§ **Given entries**
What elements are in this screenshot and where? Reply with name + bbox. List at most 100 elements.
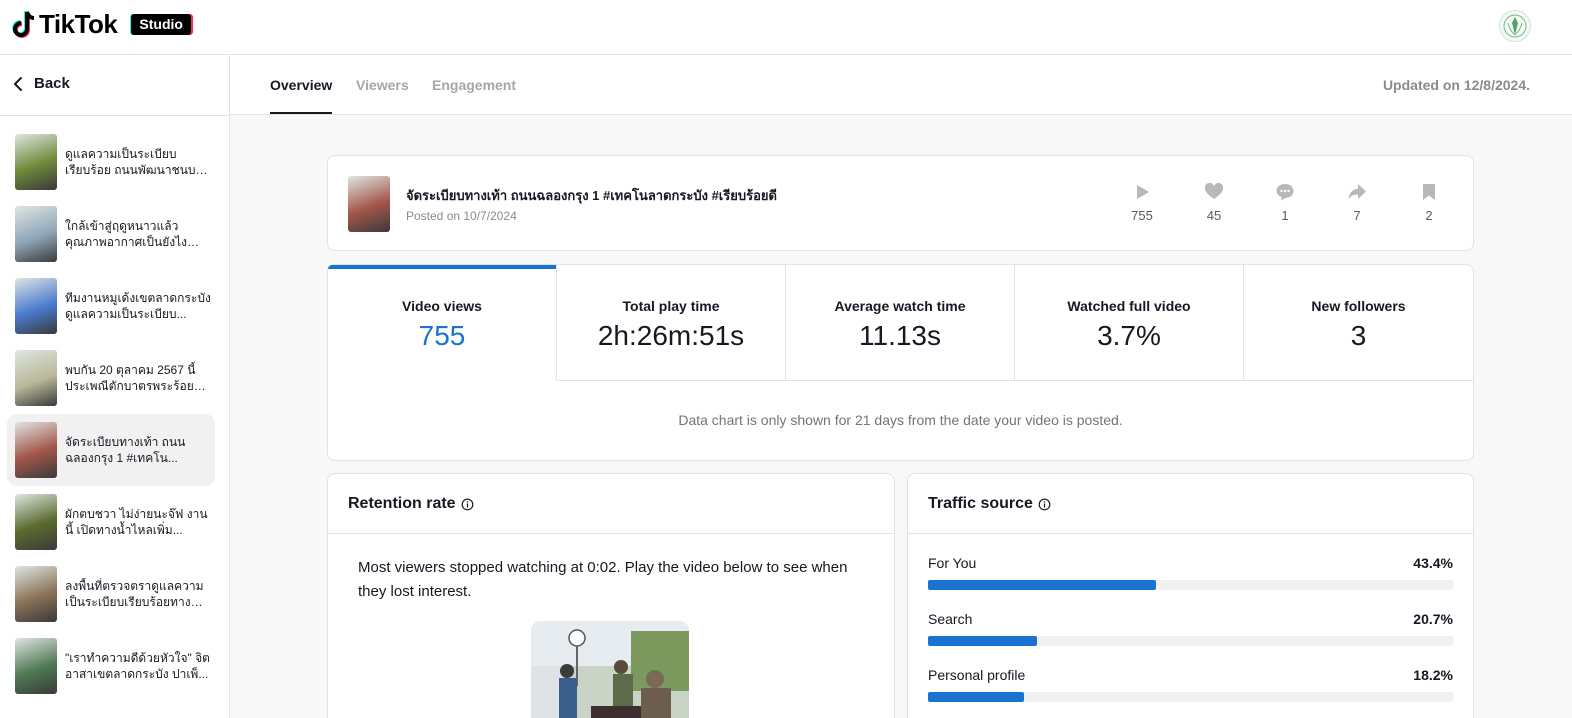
retention-header: Retention rate bbox=[348, 495, 474, 513]
source-name: Personal profile bbox=[928, 667, 1026, 683]
video-list-title: พบกัน 20 ตุลาคม 2567 นี้ ประเพณีตักบาตรพ… bbox=[65, 363, 196, 393]
tab-overview[interactable]: Overview bbox=[270, 77, 332, 93]
video-frame-image bbox=[531, 621, 689, 718]
tab-viewers[interactable]: Viewers bbox=[356, 77, 409, 93]
video-list-title: "เราทำความดีด้วยหัวใจ" จิต อาสาเขตลาดกระ… bbox=[65, 651, 210, 681]
video-thumbnail bbox=[15, 494, 57, 550]
stat-views: 755 bbox=[1117, 182, 1167, 223]
metric-total-play-time[interactable]: Total play time 2h:26m:51s bbox=[557, 265, 786, 381]
card-divider bbox=[328, 533, 894, 534]
sidebar-divider bbox=[0, 115, 229, 116]
retention-title: Retention rate bbox=[348, 495, 456, 512]
video-list-item[interactable]: "เราทำความดีด้วยหัวใจ" จิต อาสาเขตลาดกระ… bbox=[7, 630, 215, 702]
traffic-source-search: Search 20.7% bbox=[928, 611, 1453, 646]
traffic-source-personal-profile: Personal profile 18.2% bbox=[928, 667, 1453, 702]
video-thumbnail bbox=[15, 278, 57, 334]
metric-value: 3.7% bbox=[1097, 320, 1161, 351]
metric-label: New followers bbox=[1311, 298, 1406, 314]
video-thumbnail bbox=[15, 566, 57, 622]
stat-likes-value: 45 bbox=[1206, 208, 1222, 223]
traffic-source-for-you: For You 43.4% bbox=[928, 555, 1453, 590]
video-thumbnail bbox=[15, 134, 57, 190]
traffic-source-card: Traffic source For You 43.4% Search 20.7… bbox=[907, 473, 1474, 718]
video-list-item[interactable]: ทีมงานหมูเด้งเขตลาดกระบัง ดูแลความเป็นระ… bbox=[7, 270, 215, 342]
metric-value: 3 bbox=[1350, 320, 1367, 351]
metric-value: 11.13s bbox=[859, 320, 941, 351]
stat-shares: 7 bbox=[1332, 182, 1382, 223]
traffic-header: Traffic source bbox=[928, 495, 1051, 513]
tiktok-studio-logo[interactable]: TikTok Studio bbox=[10, 9, 191, 40]
active-tab-indicator bbox=[270, 112, 332, 114]
video-list-title: ทีมงานหมูเด้งเขตลาดกระบัง ดูแลความเป็นระ… bbox=[65, 291, 211, 321]
info-icon[interactable] bbox=[461, 498, 474, 511]
retention-video-player[interactable] bbox=[531, 621, 689, 718]
back-label: Back bbox=[34, 75, 70, 92]
source-name: For You bbox=[928, 555, 977, 571]
play-icon bbox=[1137, 185, 1149, 199]
stat-comments-value: 1 bbox=[1281, 208, 1289, 223]
video-list-item[interactable]: ใกล้เข้าสู่ฤดูหนาวแล้ว คุณภาพอากาศเป็นยั… bbox=[7, 198, 215, 270]
emblem-icon bbox=[1503, 14, 1527, 38]
tiktok-note-icon bbox=[12, 10, 35, 38]
video-list-item[interactable]: ดูแลความเป็นระเบียบ เรียบร้อย ถนนพัฒนาชน… bbox=[7, 126, 215, 198]
video-list-item[interactable]: พบกัน 20 ตุลาคม 2567 นี้ ประเพณีตักบาตรพ… bbox=[7, 342, 215, 414]
tab-engagement[interactable]: Engagement bbox=[432, 77, 516, 93]
heart-icon bbox=[1204, 182, 1224, 199]
studio-badge: Studio bbox=[131, 14, 191, 35]
video-list-title: ใกล้เข้าสู่ฤดูหนาวแล้ว คุณภาพอากาศเป็นยั… bbox=[65, 219, 187, 249]
account-avatar[interactable] bbox=[1499, 10, 1531, 42]
metric-value: 755 bbox=[418, 320, 466, 351]
stat-saves: 2 bbox=[1404, 182, 1454, 223]
chevron-left-icon bbox=[14, 76, 22, 91]
comment-icon bbox=[1276, 184, 1294, 201]
source-bar-track bbox=[928, 636, 1453, 646]
video-thumbnail[interactable] bbox=[348, 176, 390, 232]
source-percent: 43.4% bbox=[1413, 555, 1453, 571]
info-icon[interactable] bbox=[1038, 498, 1051, 511]
bookmark-icon bbox=[1423, 184, 1435, 200]
video-list-item[interactable]: ลงพื้นที่ตรวจตราดูแลความ เป็นระเบียบเรีย… bbox=[7, 558, 215, 630]
traffic-title: Traffic source bbox=[928, 495, 1033, 512]
video-list-title: ผักตบชวา ไม่ง่ายนะจ๊ฟ งานนี้ เปิดทางน้ำไ… bbox=[65, 507, 208, 537]
video-list-item[interactable]: ผักตบชวา ไม่ง่ายนะจ๊ฟ งานนี้ เปิดทางน้ำไ… bbox=[7, 486, 215, 558]
metric-watched-full-video[interactable]: Watched full video 3.7% bbox=[1015, 265, 1244, 381]
source-percent: 20.7% bbox=[1413, 611, 1453, 627]
video-list: ดูแลความเป็นระเบียบ เรียบร้อย ถนนพัฒนาชน… bbox=[7, 126, 215, 702]
video-thumbnail bbox=[15, 638, 57, 694]
metric-label: Total play time bbox=[622, 298, 720, 314]
retention-description: Most viewers stopped watching at 0:02. P… bbox=[358, 559, 848, 600]
share-icon bbox=[1348, 184, 1366, 200]
video-thumbnail bbox=[15, 206, 57, 262]
metric-value: 2h:26m:51s bbox=[597, 320, 745, 351]
chart-note: Data chart is only shown for 21 days fro… bbox=[678, 412, 1123, 428]
metric-label: Watched full video bbox=[1067, 298, 1191, 314]
stat-views-value: 755 bbox=[1131, 208, 1153, 223]
updated-date: Updated on 12/8/2024. bbox=[1382, 77, 1530, 93]
metric-label: Video views bbox=[402, 298, 482, 314]
back-button[interactable]: Back bbox=[12, 75, 70, 92]
metric-new-followers[interactable]: New followers 3 bbox=[1244, 265, 1473, 381]
metric-label: Average watch time bbox=[834, 298, 966, 314]
source-bar-track bbox=[928, 580, 1453, 590]
metric-average-watch-time[interactable]: Average watch time 11.13s bbox=[786, 265, 1015, 381]
sidebar: Back ดูแลความเป็นระเบียบ เรียบร้อย ถนนพั… bbox=[0, 55, 230, 718]
logo-text: TikTok bbox=[39, 9, 118, 39]
stat-saves-value: 2 bbox=[1425, 208, 1433, 223]
stat-shares-value: 7 bbox=[1353, 208, 1361, 223]
tab-bar: Overview Viewers Engagement Updated on 1… bbox=[230, 55, 1572, 115]
video-thumbnail bbox=[15, 350, 57, 406]
source-bar-track bbox=[928, 692, 1453, 702]
key-metrics-card: Video views 755 Total play time 2h:26m:5… bbox=[327, 264, 1474, 461]
video-list-title: จัดระเบียบทางเท้า ถนน ฉลองกรุง 1 #เทคโน.… bbox=[65, 435, 186, 465]
top-bar: TikTok Studio bbox=[0, 0, 1572, 55]
video-posted-date: Posted on 10/7/2024 bbox=[406, 209, 517, 223]
metric-video-views[interactable]: Video views 755 bbox=[328, 265, 557, 381]
source-name: Search bbox=[928, 611, 973, 627]
video-list-item[interactable]: จัดระเบียบทางเท้า ถนน ฉลองกรุง 1 #เทคโน.… bbox=[7, 414, 215, 486]
main-content: Overview Viewers Engagement Updated on 1… bbox=[230, 55, 1572, 718]
source-percent: 18.2% bbox=[1413, 667, 1453, 683]
video-thumbnail bbox=[15, 422, 57, 478]
stat-likes: 45 bbox=[1189, 182, 1239, 223]
video-summary-card: จัดระเบียบทางเท้า ถนนฉลองกรุง 1 #เทคโนลา… bbox=[327, 155, 1474, 251]
video-list-title: ลงพื้นที่ตรวจตราดูแลความ เป็นระเบียบเรีย… bbox=[65, 579, 204, 609]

§ **Brief**
Rewrite as a numbered list the lines of the records from the one that contains "retention-header: Retention rate" through the one that contains "metric-value: 11.13s bbox=[859, 320, 941, 351]", leaving out any blank lines.

§ **Solution for this problem**
1. retention-header: Retention rate bbox=[348, 495, 474, 513]
2. source-name: Personal profile bbox=[928, 667, 1026, 683]
3. video-list-title: พบกัน 20 ตุลาคม 2567 นี้ ประเพณีตักบาตรพ… bbox=[65, 363, 196, 393]
4. tab-overview[interactable]: Overview bbox=[270, 77, 332, 93]
5. video-frame-image bbox=[531, 621, 689, 718]
6. tab-viewers[interactable]: Viewers bbox=[356, 77, 409, 93]
7. video-list-title: "เราทำความดีด้วยหัวใจ" จิต อาสาเขตลาดกระ… bbox=[65, 651, 210, 681]
8. video-thumbnail bbox=[15, 494, 57, 550]
9. stat-views: 755 bbox=[1117, 182, 1167, 223]
10. metric-total-play-time[interactable]: Total play time 2h:26m:51s bbox=[557, 265, 786, 381]
11. card-divider bbox=[328, 533, 894, 534]
12. sidebar-divider bbox=[0, 115, 229, 116]
13. retention-title: Retention rate bbox=[348, 495, 456, 512]
14. video-list-item[interactable]: "เราทำความดีด้วยหัวใจ" จิต อาสาเขตลาดกระ… bbox=[7, 630, 215, 702]
15. traffic-source-search: Search 20.7% bbox=[928, 611, 1453, 646]
16. traffic-source-personal-profile: Personal profile 18.2% bbox=[928, 667, 1453, 702]
17. video-thumbnail bbox=[15, 278, 57, 334]
18. metric-value: 3.7% bbox=[1097, 320, 1161, 351]
19. metric-label: New followers bbox=[1311, 298, 1406, 314]
20. video-thumbnail bbox=[15, 566, 57, 622]
21. stat-likes-value: 45 bbox=[1206, 208, 1222, 223]
22. traffic-source-for-you: For You 43.4% bbox=[928, 555, 1453, 590]
23. video-thumbnail bbox=[15, 134, 57, 190]
24. traffic-source-card: Traffic source For You 43.4% Search 20.7… bbox=[907, 473, 1474, 718]
25. video-list-item[interactable]: ทีมงานหมูเด้งเขตลาดกระบัง ดูแลความเป็นระ… bbox=[7, 270, 215, 342]
26. metric-value: 3 bbox=[1350, 320, 1367, 351]
27. metric-value: 11.13s bbox=[859, 320, 941, 351]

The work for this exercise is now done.